TASK DETAILS
Copy the part of the financial statement notes that opens with the words containing "For the period" and closes with "statement of operations.", replacing "balance sheet" with "statement of financial position".

EXCERPT PROVIDED
NOTES TO CONDENSED CONSOLIDATED FINANCIAL STATEMENTS
(Unaudited)
Additionally, the Company separately entered into privately-negotiated warrant transactions in connection with the offering of the Notes due 2025 whereby the Company sold the 2025 Warrants to acquire approximately 3.9 million shares of the Company’s common stock (subject to anti-dilution adjustments) at an initial strike price of $106.94 per share. The Company received aggregate proceeds of approximately $71.6 million from the sale of the 2025 Warrants. If the market value per share of the Company’s common stock, as measured under the 2025 Warrants, exceeds the strike price of the 2025 Warrants, the 2025 Warrants will have a dilutive effect on the Company’s earnings per share, unless the Company elects, subject to certain conditions, to settle the 2025 Warrants in cash. Taken together, the purchase of the convertible note hedges in connection with the Notes due 2025 Hedge and the sale of the 2025 Warrants are intended to reduce potential dilution from the conversion of the Notes due 2025 and to effectively increase the overall conversion price from $81.54 to $106.94 per share. The 2025 Warrants are only exercisable on the applicable expiration dates in accordance with the agreements relating to each of the 2025 Warrants. Subject to the other terms of the 2025 Warrants, the first expiration date applicable to the 2025 Warrants is June 1, 2025, and the final expiration date applicable to the 2025 Warrants is September 23, 2025.
During the first quarter of 2021, in connection with the repurchase of $217.7 million aggregate principal amount of the Notes due 2025 summarized above, the Company entered into partial unwind agreements with respect to certain of the Notes due 2025 Hedge and the 2025 Warrants. In connection with these unwind transactions, the Company received shares of the Company’s common stock as a termination payment for the portion of the Notes due 2025 Hedge that were unwound, and the Company issued shares of its common stock as a termination payment for the portion of the 2025 Warrants that were unwound. As a result of the unwind agreements for the Notes due 2025 Hedge and the 2025 Warrants, the Company received 1.9 million of the Company’s common stock from the Notes due 2025 Hedge settlement and issued 1.8 million of the Company’s common stock from the 2025 Warrants that were unwound. Following the unwind transactions summarized above, as of June 30, 2023, options to purchase approximately 1.3 million shares of common stock remained outstanding under the Notes due 2025 Hedge, and 2025 Warrants exercisable to purchase approximately 1.3 million shares remained outstanding.
For the period from March 9, 2020, the issuance date of the Notes due 2025 Hedge and 2025 Warrants, through May 19, 2020, the number of authorized and unissued shares of the Company’s common stock that are not reserved for other purposes was less than the maximum number of underlying shares that will be required to settle the Notes due 2025 through the delivery of shares of the Company’s common stock. Accordingly, the Notes due 2025 Hedge and 2025 Warrants could only be settled on net cash settlement basis. As a result, the Notes due 2025 Hedge and 2025 Warrants were classified as a convertible notes hedge asset and 2025 Warrants liability, respectively, in the condensed consolidated balance sheet and the change in fair value of derivatives was included in other expense, net in the condensed consolidated statement of operations.

INFORMATION GIVEN
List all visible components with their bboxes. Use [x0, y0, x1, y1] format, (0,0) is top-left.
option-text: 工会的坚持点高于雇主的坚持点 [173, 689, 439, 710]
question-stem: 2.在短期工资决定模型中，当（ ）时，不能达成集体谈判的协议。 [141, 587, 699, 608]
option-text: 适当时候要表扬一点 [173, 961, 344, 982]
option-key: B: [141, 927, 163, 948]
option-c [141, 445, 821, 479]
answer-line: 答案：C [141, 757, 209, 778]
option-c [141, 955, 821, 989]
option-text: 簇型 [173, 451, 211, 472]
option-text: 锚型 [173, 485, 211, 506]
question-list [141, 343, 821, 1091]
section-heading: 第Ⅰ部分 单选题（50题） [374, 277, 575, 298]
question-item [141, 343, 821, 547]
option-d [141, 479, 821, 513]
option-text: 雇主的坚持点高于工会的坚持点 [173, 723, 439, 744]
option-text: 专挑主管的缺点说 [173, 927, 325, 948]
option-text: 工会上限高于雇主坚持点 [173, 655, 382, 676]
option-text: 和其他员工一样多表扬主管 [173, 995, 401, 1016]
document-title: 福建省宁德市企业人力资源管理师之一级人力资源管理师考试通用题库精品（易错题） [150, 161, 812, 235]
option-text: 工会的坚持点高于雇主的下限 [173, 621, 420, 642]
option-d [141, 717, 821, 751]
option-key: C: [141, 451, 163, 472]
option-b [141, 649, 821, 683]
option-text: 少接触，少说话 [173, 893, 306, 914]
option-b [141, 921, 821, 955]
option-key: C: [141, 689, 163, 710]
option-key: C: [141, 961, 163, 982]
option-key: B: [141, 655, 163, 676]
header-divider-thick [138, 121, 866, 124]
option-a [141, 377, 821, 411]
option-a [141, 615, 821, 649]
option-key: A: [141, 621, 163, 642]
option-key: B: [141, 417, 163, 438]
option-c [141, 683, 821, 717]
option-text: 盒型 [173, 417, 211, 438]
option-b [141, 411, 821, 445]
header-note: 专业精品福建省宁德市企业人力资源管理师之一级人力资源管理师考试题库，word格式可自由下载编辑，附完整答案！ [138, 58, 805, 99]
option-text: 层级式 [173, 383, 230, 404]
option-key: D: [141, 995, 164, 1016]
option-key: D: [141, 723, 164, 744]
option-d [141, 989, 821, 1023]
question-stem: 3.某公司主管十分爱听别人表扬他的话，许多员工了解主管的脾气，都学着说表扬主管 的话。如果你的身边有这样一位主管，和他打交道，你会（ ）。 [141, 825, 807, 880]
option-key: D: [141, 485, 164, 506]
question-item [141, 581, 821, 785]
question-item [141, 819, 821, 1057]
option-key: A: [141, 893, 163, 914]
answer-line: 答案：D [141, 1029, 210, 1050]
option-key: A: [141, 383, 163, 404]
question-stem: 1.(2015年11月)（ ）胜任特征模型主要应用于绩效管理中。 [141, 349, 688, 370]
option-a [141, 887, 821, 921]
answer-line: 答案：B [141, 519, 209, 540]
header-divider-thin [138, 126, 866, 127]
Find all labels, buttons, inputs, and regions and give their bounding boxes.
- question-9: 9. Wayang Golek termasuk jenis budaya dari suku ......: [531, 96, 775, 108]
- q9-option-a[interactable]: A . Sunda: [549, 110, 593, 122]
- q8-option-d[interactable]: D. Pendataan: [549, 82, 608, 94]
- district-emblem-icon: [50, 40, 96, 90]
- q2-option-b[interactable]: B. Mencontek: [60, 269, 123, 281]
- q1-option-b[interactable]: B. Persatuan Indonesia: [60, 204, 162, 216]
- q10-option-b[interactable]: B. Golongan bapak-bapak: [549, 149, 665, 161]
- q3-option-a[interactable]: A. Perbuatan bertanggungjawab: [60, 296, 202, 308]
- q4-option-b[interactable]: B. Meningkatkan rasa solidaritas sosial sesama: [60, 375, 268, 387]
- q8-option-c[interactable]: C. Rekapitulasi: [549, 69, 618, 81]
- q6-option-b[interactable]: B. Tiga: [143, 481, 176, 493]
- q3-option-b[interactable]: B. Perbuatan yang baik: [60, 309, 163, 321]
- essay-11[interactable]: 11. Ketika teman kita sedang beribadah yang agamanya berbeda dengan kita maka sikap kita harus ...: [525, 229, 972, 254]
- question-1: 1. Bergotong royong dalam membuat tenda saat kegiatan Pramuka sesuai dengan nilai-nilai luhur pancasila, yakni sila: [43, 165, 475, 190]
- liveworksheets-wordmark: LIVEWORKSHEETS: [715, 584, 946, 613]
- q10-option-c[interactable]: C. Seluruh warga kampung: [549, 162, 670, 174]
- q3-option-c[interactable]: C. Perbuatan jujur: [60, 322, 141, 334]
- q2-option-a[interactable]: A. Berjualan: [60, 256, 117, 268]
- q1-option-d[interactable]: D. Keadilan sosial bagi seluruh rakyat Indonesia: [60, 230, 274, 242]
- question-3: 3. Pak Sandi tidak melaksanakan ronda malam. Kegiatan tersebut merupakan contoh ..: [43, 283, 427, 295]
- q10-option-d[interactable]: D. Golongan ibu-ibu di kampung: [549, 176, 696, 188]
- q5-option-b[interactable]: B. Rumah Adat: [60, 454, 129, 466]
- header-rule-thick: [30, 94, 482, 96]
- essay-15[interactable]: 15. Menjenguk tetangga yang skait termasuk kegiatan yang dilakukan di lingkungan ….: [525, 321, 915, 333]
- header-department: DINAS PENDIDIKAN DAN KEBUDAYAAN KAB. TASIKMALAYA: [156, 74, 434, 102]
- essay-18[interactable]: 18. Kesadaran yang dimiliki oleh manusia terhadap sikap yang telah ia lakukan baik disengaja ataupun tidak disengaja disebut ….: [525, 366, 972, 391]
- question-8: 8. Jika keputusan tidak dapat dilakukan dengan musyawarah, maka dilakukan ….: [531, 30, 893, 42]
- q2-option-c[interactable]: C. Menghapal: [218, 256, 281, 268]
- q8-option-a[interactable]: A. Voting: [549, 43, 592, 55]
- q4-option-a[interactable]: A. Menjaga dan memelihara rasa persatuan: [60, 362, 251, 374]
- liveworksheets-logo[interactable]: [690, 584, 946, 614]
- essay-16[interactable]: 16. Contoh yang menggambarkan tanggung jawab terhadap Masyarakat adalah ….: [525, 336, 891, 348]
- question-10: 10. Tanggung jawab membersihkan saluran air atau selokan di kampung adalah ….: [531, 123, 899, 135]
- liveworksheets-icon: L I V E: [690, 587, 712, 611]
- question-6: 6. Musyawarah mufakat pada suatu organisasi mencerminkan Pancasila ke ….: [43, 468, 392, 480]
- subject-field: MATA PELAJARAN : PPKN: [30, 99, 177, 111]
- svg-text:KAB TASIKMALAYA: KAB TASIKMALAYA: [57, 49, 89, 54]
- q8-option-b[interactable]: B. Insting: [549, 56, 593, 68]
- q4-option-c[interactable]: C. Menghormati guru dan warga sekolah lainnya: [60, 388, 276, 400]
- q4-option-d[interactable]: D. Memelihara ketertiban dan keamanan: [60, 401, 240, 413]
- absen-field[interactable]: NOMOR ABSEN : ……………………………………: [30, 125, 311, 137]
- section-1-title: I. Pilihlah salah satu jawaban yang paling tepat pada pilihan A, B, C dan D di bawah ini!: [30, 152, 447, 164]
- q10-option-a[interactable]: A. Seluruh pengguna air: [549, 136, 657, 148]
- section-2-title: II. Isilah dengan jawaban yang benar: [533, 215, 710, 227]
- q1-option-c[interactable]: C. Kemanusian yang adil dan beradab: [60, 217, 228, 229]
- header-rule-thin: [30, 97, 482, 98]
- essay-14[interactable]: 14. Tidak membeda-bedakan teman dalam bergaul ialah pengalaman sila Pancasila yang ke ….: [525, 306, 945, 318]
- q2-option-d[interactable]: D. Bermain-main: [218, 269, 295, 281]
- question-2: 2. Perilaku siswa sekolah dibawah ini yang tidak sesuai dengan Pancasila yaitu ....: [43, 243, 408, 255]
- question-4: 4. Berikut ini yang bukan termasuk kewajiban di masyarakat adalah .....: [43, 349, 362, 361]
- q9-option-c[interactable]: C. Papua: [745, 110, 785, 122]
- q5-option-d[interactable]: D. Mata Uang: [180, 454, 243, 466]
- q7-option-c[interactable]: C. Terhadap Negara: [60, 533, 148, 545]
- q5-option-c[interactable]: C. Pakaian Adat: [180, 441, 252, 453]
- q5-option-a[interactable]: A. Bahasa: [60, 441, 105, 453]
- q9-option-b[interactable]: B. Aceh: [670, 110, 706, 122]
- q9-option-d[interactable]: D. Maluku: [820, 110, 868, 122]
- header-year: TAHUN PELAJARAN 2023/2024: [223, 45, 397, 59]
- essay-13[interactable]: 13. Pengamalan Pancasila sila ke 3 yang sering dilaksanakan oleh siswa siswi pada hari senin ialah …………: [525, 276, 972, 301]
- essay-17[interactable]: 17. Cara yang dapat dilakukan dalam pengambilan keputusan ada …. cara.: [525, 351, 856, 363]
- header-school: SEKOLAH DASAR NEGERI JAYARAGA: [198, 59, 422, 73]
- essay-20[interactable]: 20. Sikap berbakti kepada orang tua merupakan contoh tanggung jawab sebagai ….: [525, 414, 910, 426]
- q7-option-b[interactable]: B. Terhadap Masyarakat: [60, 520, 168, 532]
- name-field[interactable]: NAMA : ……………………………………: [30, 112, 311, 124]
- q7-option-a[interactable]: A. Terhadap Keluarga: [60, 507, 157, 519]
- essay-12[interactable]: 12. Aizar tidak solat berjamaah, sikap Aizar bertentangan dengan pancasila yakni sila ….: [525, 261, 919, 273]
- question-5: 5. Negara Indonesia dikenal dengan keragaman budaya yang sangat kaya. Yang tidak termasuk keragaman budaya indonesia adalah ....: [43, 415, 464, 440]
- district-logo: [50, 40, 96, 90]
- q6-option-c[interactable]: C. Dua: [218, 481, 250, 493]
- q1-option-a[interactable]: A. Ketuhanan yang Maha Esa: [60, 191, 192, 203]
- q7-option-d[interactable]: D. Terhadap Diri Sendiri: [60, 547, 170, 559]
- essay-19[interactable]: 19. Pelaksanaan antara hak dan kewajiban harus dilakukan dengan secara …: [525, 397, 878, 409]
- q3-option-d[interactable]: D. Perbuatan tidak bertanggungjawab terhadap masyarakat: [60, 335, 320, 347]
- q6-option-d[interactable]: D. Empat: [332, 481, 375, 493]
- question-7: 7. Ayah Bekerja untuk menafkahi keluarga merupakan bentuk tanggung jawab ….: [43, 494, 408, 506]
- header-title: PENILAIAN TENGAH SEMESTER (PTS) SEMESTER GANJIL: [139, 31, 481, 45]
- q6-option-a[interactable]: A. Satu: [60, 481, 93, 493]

COMPLETE OUTPUT
For the period from March 9, 2020, the issuance date of the Notes due 2025 Hedge and 2025 Warrants, through May 19, 2020, the number of authorized and unissued shares of the Company’s common stock that are not reserved for other purposes was less than the maximum number of underlying shares that will be required to settle the Notes due 2025 through the delivery of shares of the Company’s common stock. Accordingly, the Notes due 2025 Hedge and 2025 Warrants could only be settled on net cash settlement basis. As a result, the Notes due 2025 Hedge and 2025 Warrants were classified as a convertible notes hedge asset and 2025 Warrants liability, respectively, in the condensed consolidated statement of financial position and the change in fair value of derivatives was included in other expense, net in the condensed consolidated statement of operations.